WORK TO BE COMPLETED: Please reproduce every record, keeping each one exactly as written.

EXERCISE MATERIAL:
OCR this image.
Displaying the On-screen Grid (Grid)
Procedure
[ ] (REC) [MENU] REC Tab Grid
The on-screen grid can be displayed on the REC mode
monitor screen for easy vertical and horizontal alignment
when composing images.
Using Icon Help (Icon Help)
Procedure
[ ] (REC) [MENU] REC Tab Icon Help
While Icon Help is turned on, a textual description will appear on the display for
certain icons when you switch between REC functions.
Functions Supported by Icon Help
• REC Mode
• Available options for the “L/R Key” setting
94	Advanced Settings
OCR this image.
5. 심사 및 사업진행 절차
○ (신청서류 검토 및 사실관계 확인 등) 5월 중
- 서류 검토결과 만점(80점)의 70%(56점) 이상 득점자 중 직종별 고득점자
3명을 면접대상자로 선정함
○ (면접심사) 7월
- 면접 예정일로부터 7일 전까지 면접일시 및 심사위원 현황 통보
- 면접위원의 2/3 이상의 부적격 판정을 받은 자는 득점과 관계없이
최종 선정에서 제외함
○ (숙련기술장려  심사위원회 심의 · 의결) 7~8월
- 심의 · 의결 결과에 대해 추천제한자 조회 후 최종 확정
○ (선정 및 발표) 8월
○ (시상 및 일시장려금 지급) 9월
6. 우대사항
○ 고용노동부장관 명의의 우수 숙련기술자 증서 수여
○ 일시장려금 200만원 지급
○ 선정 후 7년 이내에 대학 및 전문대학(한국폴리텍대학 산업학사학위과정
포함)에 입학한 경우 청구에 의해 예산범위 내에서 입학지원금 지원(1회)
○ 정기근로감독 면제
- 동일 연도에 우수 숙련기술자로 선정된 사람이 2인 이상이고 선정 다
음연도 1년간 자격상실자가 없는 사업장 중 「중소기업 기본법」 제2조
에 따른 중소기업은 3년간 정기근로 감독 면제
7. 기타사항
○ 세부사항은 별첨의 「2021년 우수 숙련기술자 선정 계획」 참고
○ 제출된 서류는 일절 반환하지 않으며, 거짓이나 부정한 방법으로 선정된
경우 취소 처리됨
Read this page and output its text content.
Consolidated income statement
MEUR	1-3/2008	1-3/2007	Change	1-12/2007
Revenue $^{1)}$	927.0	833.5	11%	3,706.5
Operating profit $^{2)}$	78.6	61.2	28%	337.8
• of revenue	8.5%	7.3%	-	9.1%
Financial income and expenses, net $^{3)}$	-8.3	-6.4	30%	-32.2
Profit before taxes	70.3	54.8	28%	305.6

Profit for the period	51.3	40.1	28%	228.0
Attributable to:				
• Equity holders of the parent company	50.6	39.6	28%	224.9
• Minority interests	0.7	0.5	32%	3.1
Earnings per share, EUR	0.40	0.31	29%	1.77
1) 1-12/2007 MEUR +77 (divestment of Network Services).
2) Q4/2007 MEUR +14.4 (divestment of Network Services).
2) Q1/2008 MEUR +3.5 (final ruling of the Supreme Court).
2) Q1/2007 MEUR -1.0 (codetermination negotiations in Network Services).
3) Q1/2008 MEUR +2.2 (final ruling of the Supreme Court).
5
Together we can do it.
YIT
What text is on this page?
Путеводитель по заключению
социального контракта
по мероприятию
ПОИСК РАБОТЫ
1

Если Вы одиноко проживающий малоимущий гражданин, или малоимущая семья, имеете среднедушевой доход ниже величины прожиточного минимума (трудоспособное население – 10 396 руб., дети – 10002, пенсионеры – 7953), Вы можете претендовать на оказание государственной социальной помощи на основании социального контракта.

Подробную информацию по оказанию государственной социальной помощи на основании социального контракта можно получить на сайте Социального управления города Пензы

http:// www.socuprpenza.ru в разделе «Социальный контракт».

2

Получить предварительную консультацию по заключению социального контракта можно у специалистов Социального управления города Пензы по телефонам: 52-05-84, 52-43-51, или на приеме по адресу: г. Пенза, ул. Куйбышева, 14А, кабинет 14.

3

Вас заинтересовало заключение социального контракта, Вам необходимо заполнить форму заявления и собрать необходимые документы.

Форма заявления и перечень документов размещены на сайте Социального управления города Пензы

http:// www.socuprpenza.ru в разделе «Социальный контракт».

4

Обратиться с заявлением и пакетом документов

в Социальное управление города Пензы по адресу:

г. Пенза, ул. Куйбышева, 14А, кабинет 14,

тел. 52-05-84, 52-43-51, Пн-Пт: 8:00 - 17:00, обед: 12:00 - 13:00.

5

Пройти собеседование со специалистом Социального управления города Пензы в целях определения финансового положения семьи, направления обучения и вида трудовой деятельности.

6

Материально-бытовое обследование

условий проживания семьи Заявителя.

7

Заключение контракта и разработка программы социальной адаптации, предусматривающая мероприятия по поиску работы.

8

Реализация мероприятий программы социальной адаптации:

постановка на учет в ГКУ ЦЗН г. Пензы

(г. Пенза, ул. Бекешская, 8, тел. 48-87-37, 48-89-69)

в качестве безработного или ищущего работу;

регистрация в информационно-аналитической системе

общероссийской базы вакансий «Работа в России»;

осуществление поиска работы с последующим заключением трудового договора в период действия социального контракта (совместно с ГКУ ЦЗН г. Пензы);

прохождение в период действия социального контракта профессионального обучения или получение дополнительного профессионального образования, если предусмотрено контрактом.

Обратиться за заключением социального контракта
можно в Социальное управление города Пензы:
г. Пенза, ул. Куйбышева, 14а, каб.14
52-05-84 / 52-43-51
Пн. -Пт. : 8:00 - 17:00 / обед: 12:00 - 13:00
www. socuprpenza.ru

ANSWER TO THIS EXERCISE:
OCR this image.
Displaying the On-screen Grid (Grid)
Procedure
[ ] (REC) [MENU] REC Tab Grid
The on-screen grid can be displayed on the REC mode
monitor screen for easy vertical and horizontal alignment
when composing images.
Using Icon Help (Icon Help)
Procedure
[ ] (REC) [MENU] REC Tab Icon Help
While Icon Help is turned on, a textual description will appear on the display for
certain icons when you switch between REC functions.
Functions Supported by Icon Help
• REC Mode
• Available options for the “L/R Key” setting
94	Advanced Settings
OCR this image.
5. 심사 및 사업진행 절차
○ (신청서류 검토 및 사실관계 확인 등) 5월 중
- 서류 검토결과 만점(80점)의 70%(56점) 이상 득점자 중 직종별 고득점자
3명을 면접대상자로 선정함
○ (면접심사) 7월
- 면접 예정일로부터 7일 전까지 면접일시 및 심사위원 현황 통보
- 면접위원의 2/3 이상의 부적격 판정을 받은 자는 득점과 관계없이
최종 선정에서 제외함
○ (숙련기술장려  심사위원회 심의 · 의결) 7~8월
- 심의 · 의결 결과에 대해 추천제한자 조회 후 최종 확정
○ (선정 및 발표) 8월
○ (시상 및 일시장려금 지급) 9월
6. 우대사항
○ 고용노동부장관 명의의 우수 숙련기술자 증서 수여
○ 일시장려금 200만원 지급
○ 선정 후 7년 이내에 대학 및 전문대학(한국폴리텍대학 산업학사학위과정
포함)에 입학한 경우 청구에 의해 예산범위 내에서 입학지원금 지원(1회)
○ 정기근로감독 면제
- 동일 연도에 우수 숙련기술자로 선정된 사람이 2인 이상이고 선정 다
음연도 1년간 자격상실자가 없는 사업장 중 「중소기업 기본법」 제2조
에 따른 중소기업은 3년간 정기근로 감독 면제
7. 기타사항
○ 세부사항은 별첨의 「2021년 우수 숙련기술자 선정 계획」 참고
○ 제출된 서류는 일절 반환하지 않으며, 거짓이나 부정한 방법으로 선정된
경우 취소 처리됨
Read this page and output its text content.
Consolidated income statement
MEUR	1-3/2008	1-3/2007	Change	1-12/2007
Revenue $^{1)}$	927.0	833.5	11%	3,706.5
Operating profit $^{2)}$	78.6	61.2	28%	337.8
• of revenue	8.5%	7.3%	-	9.1%
Financial income and expenses, net $^{3)}$	-8.3	-6.4	30%	-32.2
Profit before taxes	70.3	54.8	28%	305.6

Profit for the period	51.3	40.1	28%	228.0
Attributable to:				
• Equity holders of the parent company	50.6	39.6	28%	224.9
• Minority interests	0.7	0.5	32%	3.1
Earnings per share, EUR	0.40	0.31	29%	1.77
1) 1-12/2007 MEUR +77 (divestment of Network Services).
2) Q4/2007 MEUR +14.4 (divestment of Network Services).
2) Q1/2008 MEUR +3.5 (final ruling of the Supreme Court).
2) Q1/2007 MEUR -1.0 (codetermination negotiations in Network Services).
3) Q1/2008 MEUR +2.2 (final ruling of the Supreme Court).
5
Together we can do it.
YIT
What text is on this page?
Путеводитель по заключению
социального контракта
по мероприятию
ПОИСК РАБОТЫ
1

Если Вы одиноко проживающий малоимущий гражданин, или малоимущая семья, имеете среднедушевой доход ниже величины прожиточного минимума (трудоспособное население – 10 396 руб., дети – 10002, пенсионеры – 7953), Вы можете претендовать на оказание государственной социальной помощи на основании социального контракта.

Подробную информацию по оказанию государственной социальной помощи на основании социального контракта можно получить на сайте Социального управления города Пензы

http:// www.socuprpenza.ru в разделе «Социальный контракт».

2

Получить предварительную консультацию по заключению социального контракта можно у специалистов Социального управления города Пензы по телефонам: 52-05-84, 52-43-51, или на приеме по адресу: г. Пенза, ул. Куйбышева, 14А, кабинет 14.

3

Вас заинтересовало заключение социального контракта, Вам необходимо заполнить форму заявления и собрать необходимые документы.

Форма заявления и перечень документов размещены на сайте Социального управления города Пензы

http:// www.socuprpenza.ru в разделе «Социальный контракт».

4

Обратиться с заявлением и пакетом документов

в Социальное управление города Пензы по адресу:

г. Пенза, ул. Куйбышева, 14А, кабинет 14,

тел. 52-05-84, 52-43-51, Пн-Пт: 8:00 - 17:00, обед: 12:00 - 13:00.

5

Пройти собеседование со специалистом Социального управления города Пензы в целях определения финансового положения семьи, направления обучения и вида трудовой деятельности.

6

Материально-бытовое обследование

условий проживания семьи Заявителя.

7

Заключение контракта и разработка программы социальной адаптации, предусматривающая мероприятия по поиску работы.

8

Реализация мероприятий программы социальной адаптации:

постановка на учет в ГКУ ЦЗН г. Пензы

(г. Пенза, ул. Бекешская, 8, тел. 48-87-37, 48-89-69)

в качестве безработного или ищущего работу;

регистрация в информационно-аналитической системе

общероссийской базы вакансий «Работа в России»;

осуществление поиска работы с последующим заключением трудового договора в период действия социального контракта (совместно с ГКУ ЦЗН г. Пензы);

прохождение в период действия социального контракта профессионального обучения или получение дополнительного профессионального образования, если предусмотрено контрактом.

Обратиться за заключением социального контракта
можно в Социальное управление города Пензы:
г. Пенза, ул. Куйбышева, 14а, каб.14
52-05-84 / 52-43-51
Пн. -Пт. : 8:00 - 17:00 / обед: 12:00 - 13:00
www. socuprpenza.ru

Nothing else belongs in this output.